§ TASK DETAILS
Comb through the entries for "this" and pull out each line that holds it.

§ INFORMATION SHOWN
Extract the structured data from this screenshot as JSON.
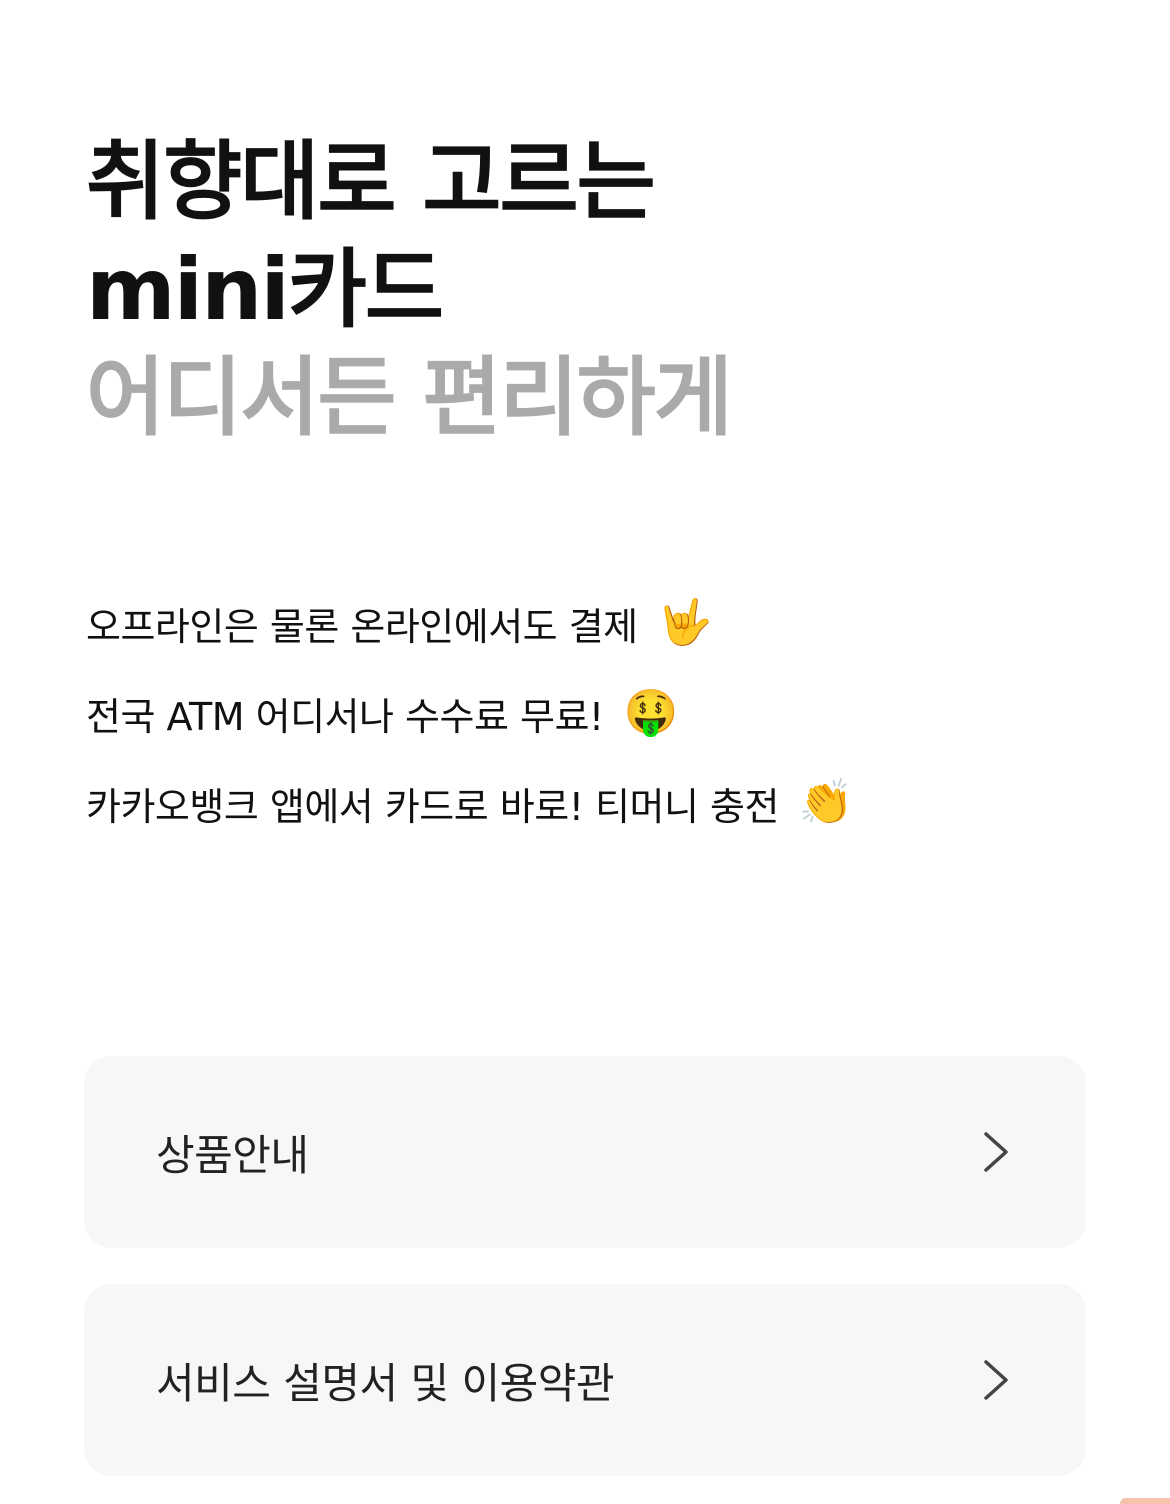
{
  "hero": {
    "line1": "취향대로 고르는",
    "line2": "mini카드",
    "line3": "어디서든 편리하게"
  },
  "features": [
    {
      "text": "오프라인은 물론 온라인에서도 결제",
      "emoji": "🤟",
      "icon": "love-you-gesture-icon"
    },
    {
      "text": "전국 ATM 어디서나 수수료 무료!",
      "emoji": "🤑",
      "icon": "money-mouth-face-icon"
    },
    {
      "text": "카카오뱅크 앱에서 카드로 바로! 티머니 충전",
      "emoji": "👏",
      "icon": "clapping-hands-icon"
    }
  ],
  "menu": [
    {
      "label": "상품안내",
      "icon": "chevron-right-icon"
    },
    {
      "label": "서비스 설명서 및 이용약관",
      "icon": "chevron-right-icon"
    }
  ],
  "colors": {
    "primary_text": "#111111",
    "muted_text": "#aaaaaa",
    "card_bg": "#f7f7f7",
    "chevron": "#444444"
  }
}
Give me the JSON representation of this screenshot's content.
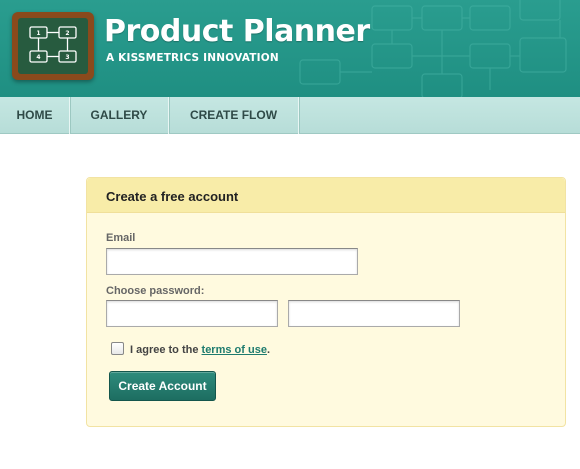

§ ANSWER
Extract the structured data from this screenshot as JSON.
Give me the JSON representation of this screenshot's content.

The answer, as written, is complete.